[Problem to work on] Format the records below, from the first line through the line containing "bar <box>600 414 634 440</box>", as a JSON list of strings with one string per line and no blank lines.

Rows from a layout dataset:
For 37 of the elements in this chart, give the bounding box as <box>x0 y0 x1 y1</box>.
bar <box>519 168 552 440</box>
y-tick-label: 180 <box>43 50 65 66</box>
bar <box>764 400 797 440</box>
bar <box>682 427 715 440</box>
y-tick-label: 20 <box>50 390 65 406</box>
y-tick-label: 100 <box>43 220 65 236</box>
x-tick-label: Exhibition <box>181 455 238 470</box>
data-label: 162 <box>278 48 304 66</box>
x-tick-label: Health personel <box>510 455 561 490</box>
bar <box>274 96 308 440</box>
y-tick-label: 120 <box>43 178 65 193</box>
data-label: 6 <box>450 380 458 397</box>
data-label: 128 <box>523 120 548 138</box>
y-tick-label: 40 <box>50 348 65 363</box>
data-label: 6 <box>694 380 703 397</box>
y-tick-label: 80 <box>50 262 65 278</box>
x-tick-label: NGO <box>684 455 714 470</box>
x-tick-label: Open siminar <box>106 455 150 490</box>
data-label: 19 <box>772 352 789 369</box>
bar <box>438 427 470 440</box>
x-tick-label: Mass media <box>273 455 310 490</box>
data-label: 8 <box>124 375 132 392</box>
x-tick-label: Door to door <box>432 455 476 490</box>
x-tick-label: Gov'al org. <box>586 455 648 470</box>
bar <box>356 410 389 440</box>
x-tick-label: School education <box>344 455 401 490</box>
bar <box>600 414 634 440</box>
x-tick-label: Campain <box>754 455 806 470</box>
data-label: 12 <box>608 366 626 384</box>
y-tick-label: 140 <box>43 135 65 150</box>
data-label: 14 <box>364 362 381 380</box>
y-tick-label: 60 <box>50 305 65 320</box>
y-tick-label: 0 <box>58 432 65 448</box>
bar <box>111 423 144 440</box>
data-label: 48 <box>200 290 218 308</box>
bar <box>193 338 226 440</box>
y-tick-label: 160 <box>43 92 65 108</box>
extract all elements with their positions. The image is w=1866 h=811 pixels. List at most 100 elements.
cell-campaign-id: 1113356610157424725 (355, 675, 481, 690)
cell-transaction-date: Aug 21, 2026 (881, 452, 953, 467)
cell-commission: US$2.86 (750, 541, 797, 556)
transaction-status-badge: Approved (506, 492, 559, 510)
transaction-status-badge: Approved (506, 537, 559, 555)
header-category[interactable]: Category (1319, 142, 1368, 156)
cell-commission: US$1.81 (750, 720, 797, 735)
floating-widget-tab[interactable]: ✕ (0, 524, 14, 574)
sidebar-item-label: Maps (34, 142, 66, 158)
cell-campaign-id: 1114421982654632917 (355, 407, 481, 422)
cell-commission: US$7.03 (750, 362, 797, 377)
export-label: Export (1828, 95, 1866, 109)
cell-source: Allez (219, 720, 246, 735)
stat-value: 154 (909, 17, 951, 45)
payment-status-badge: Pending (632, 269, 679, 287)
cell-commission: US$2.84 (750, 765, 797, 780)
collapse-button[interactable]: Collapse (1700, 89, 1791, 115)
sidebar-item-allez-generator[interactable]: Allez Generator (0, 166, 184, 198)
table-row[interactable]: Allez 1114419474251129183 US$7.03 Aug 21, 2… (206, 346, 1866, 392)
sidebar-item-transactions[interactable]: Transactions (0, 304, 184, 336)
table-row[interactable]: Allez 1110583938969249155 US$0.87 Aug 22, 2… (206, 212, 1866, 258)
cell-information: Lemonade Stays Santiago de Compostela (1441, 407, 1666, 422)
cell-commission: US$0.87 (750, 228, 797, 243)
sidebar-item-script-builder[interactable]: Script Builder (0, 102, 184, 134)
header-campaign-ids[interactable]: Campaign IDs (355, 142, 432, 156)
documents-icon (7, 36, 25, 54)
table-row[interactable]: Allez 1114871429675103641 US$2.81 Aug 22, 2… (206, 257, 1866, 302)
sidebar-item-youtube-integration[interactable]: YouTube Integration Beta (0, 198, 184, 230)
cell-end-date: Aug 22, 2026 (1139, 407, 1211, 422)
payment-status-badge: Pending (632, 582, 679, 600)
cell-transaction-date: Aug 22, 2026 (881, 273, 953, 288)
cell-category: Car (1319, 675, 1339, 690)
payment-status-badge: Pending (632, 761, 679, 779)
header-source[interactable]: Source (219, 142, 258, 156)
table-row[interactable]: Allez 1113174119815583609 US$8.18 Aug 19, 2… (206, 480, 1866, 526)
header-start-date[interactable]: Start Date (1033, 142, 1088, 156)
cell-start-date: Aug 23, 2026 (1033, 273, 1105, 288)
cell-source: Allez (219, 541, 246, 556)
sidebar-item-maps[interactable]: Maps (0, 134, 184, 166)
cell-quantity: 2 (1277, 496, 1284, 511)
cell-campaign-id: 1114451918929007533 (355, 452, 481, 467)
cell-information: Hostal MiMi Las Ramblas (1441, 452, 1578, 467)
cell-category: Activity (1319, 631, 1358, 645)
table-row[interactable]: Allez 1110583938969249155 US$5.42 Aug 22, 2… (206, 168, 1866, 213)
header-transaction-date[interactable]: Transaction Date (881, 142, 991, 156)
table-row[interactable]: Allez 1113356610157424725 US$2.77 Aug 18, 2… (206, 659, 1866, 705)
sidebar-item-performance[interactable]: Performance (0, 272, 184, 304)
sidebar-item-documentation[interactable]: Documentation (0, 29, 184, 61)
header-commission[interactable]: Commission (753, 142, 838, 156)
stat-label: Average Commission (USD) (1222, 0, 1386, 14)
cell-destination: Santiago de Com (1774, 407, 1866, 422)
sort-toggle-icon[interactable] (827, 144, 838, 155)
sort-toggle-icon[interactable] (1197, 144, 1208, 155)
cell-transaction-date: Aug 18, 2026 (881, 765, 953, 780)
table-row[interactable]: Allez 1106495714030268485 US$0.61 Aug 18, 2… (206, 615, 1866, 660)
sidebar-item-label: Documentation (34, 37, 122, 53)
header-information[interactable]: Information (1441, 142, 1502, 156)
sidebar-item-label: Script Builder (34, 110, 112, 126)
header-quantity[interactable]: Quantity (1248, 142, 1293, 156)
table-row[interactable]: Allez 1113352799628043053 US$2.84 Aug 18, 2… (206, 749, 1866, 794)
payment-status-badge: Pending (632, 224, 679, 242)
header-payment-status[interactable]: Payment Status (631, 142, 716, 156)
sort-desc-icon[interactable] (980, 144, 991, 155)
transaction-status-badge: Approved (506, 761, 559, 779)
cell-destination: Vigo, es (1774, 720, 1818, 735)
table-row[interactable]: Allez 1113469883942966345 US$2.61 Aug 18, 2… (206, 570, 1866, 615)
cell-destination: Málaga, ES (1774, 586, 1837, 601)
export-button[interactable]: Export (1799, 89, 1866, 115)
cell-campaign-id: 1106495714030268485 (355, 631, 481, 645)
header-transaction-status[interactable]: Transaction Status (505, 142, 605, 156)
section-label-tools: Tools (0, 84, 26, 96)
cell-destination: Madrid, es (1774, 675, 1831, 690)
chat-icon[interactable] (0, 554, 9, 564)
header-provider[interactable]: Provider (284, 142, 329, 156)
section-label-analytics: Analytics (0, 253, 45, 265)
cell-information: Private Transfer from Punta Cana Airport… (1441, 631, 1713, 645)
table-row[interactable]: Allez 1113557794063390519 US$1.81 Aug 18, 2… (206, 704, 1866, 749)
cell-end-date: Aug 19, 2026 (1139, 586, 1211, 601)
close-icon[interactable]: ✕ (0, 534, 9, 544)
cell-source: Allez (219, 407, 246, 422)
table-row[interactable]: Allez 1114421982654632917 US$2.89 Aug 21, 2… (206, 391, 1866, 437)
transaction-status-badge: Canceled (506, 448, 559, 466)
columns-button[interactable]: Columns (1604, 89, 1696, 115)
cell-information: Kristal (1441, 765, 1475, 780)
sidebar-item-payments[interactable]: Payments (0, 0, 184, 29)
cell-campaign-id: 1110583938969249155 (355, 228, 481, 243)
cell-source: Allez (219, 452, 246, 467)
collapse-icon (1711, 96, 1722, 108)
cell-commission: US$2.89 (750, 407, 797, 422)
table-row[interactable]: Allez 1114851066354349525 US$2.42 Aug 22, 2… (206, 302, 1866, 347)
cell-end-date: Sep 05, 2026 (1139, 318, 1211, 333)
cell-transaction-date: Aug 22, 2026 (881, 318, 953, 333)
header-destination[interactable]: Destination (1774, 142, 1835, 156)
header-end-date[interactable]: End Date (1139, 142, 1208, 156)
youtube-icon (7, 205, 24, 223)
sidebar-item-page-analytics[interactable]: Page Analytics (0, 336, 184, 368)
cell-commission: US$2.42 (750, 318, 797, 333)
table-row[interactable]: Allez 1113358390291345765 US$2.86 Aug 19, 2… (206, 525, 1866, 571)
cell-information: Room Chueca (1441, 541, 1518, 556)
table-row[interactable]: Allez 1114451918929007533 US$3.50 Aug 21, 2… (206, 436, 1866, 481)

[Response]
[
  "For 37 of the elements in this chart, give the bounding box as <box>x0 y0 x1 y1</box>.",
  "bar <box>519 168 552 440</box>",
  "y-tick-label: 180 <box>43 50 65 66</box>",
  "bar <box>764 400 797 440</box>",
  "bar <box>682 427 715 440</box>",
  "y-tick-label: 20 <box>50 390 65 406</box>",
  "y-tick-label: 100 <box>43 220 65 236</box>",
  "x-tick-label: Exhibition <box>181 455 238 470</box>",
  "data-label: 162 <box>278 48 304 66</box>",
  "x-tick-label: Health personel <box>510 455 561 490</box>",
  "bar <box>274 96 308 440</box>",
  "y-tick-label: 120 <box>43 178 65 193</box>",
  "data-label: 6 <box>450 380 458 397</box>",
  "data-label: 128 <box>523 120 548 138</box>",
  "y-tick-label: 40 <box>50 348 65 363</box>",
  "data-label: 6 <box>694 380 703 397</box>",
  "y-tick-label: 80 <box>50 262 65 278</box>",
  "x-tick-label: NGO <box>684 455 714 470</box>",
  "x-tick-label: Open siminar <box>106 455 150 490</box>",
  "data-label: 19 <box>772 352 789 369</box>",
  "bar <box>438 427 470 440</box>",
  "x-tick-label: Mass media <box>273 455 310 490</box>",
  "data-label: 8 <box>124 375 132 392</box>",
  "x-tick-label: Door to door <box>432 455 476 490</box>",
  "x-tick-label: Gov'al org. <box>586 455 648 470</box>",
  "bar <box>356 410 389 440</box>",
  "x-tick-label: School education <box>344 455 401 490</box>",
  "bar <box>600 414 634 440</box>"
]